**The task:** Starting at the line that contains "edit-label: 编辑: [250, 241, 284, 262]" and ending at the line that contains "tab-bar: [0, 818, 497, 883]", could you give back only those lines with "interactable" swapped for "clickable" and everything else unchanged?

**Given data:**
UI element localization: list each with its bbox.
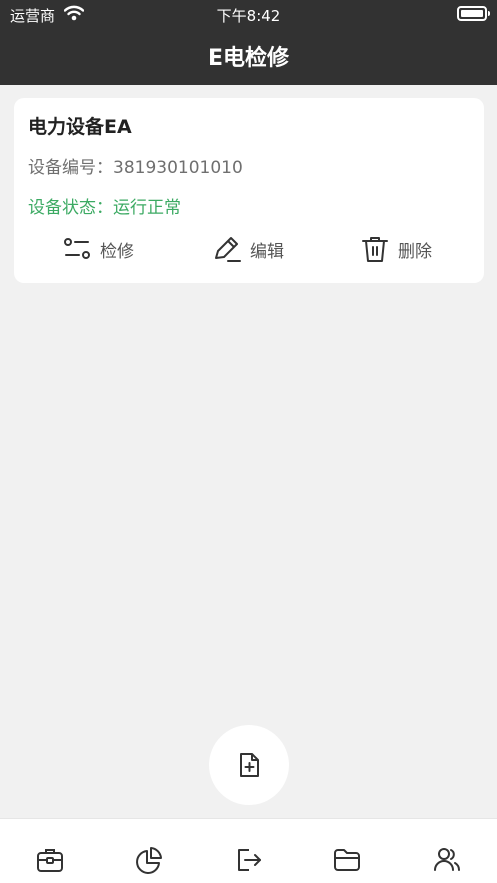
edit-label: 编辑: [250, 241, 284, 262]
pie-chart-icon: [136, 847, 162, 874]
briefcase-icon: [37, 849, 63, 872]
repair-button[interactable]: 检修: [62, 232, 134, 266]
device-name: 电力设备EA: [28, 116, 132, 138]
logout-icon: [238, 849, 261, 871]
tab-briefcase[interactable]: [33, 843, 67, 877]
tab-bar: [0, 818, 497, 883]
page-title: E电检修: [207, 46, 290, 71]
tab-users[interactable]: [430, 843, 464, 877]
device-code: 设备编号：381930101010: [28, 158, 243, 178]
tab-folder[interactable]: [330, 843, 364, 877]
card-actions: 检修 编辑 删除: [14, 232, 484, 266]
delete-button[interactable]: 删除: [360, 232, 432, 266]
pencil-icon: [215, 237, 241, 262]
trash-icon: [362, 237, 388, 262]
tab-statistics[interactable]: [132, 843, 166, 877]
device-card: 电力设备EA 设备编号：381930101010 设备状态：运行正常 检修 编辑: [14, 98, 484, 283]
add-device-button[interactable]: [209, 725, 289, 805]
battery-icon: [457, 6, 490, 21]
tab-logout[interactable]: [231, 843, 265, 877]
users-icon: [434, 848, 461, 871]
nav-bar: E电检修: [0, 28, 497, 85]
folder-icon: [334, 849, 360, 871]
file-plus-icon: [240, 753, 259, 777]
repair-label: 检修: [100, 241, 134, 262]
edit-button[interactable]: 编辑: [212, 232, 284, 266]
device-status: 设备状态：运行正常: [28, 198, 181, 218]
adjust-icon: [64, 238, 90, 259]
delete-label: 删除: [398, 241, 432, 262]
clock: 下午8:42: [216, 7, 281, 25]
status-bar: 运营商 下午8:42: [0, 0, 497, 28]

* * *

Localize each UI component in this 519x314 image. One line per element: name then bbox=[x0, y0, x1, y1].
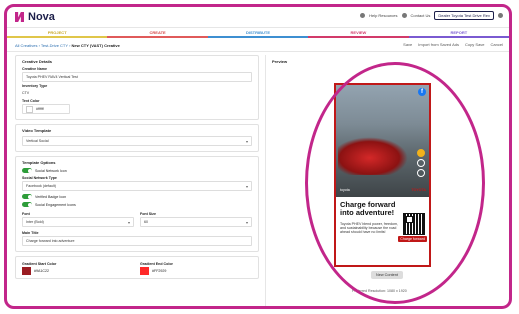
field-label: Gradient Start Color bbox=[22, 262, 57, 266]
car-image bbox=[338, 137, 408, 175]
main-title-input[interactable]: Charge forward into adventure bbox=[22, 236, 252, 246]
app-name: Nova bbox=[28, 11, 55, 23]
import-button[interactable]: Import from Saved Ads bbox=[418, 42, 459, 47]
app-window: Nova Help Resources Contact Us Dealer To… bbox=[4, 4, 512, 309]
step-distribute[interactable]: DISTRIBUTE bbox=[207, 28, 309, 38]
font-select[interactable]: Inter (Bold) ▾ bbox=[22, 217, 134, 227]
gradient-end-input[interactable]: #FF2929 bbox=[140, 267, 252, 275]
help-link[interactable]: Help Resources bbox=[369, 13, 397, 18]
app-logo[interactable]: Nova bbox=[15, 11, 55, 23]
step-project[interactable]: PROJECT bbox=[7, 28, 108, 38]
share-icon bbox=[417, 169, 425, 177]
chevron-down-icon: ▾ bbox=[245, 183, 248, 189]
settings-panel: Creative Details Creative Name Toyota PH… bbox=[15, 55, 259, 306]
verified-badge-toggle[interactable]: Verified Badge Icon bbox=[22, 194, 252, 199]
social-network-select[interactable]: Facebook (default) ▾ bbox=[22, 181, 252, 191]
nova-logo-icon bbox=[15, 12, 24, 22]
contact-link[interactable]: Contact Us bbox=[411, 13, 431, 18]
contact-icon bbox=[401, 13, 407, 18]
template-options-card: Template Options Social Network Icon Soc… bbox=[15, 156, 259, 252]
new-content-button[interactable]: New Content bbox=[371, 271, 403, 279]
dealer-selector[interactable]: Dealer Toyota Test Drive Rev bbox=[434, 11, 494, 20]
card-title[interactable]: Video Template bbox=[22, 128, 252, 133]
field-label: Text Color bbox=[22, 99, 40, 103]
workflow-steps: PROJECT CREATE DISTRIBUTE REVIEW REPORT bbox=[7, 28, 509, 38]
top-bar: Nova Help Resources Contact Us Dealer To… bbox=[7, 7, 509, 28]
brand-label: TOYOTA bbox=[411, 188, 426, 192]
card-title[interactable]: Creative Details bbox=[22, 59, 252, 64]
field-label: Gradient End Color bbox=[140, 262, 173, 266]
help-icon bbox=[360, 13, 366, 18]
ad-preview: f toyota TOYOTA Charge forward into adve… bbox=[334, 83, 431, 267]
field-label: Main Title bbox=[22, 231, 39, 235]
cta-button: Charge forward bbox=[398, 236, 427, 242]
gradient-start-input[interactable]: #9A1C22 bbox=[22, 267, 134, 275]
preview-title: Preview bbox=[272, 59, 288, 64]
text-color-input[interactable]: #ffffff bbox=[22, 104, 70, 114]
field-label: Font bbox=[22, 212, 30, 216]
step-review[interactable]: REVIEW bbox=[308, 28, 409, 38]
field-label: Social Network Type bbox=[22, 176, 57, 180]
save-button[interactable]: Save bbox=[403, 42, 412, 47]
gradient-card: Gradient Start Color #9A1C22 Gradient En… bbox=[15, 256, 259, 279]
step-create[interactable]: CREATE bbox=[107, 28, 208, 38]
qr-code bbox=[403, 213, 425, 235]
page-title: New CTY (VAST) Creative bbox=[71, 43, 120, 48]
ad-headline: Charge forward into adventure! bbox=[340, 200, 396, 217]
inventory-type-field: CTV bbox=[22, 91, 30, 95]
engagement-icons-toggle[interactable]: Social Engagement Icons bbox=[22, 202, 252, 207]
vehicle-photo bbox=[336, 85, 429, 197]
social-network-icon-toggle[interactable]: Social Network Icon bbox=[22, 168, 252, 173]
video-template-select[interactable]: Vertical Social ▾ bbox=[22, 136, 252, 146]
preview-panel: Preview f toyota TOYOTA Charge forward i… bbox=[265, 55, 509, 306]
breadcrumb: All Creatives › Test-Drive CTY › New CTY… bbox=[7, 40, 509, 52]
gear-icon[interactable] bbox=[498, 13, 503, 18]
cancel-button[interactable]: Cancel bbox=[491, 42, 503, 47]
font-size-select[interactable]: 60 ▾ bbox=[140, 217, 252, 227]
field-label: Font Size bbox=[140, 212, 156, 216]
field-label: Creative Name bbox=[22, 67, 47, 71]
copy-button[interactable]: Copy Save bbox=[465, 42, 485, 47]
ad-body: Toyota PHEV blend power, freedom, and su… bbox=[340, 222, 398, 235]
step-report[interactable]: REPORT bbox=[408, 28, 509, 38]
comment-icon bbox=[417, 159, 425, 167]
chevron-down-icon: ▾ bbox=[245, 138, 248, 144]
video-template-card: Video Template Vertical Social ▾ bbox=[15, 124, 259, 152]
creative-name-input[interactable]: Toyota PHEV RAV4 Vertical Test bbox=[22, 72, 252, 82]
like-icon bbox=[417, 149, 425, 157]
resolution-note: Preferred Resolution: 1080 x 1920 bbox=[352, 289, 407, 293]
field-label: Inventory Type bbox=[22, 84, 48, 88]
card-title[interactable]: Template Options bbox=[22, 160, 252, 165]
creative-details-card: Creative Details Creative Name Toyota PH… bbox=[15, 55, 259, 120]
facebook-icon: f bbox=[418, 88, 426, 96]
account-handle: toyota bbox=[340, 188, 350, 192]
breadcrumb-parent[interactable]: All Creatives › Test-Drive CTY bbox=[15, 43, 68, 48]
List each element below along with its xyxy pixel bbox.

**Answer for the task:**
edit-label: 编辑: [250, 241, 284, 262]
pie-chart-icon: [136, 847, 162, 874]
briefcase-icon: [37, 849, 63, 872]
repair-button[clickable]: 检修: [62, 232, 134, 266]
device-name: 电力设备EA: [28, 116, 132, 138]
logout-icon: [238, 849, 261, 871]
tab-briefcase[clickable]: [33, 843, 67, 877]
tab-bar: [0, 818, 497, 883]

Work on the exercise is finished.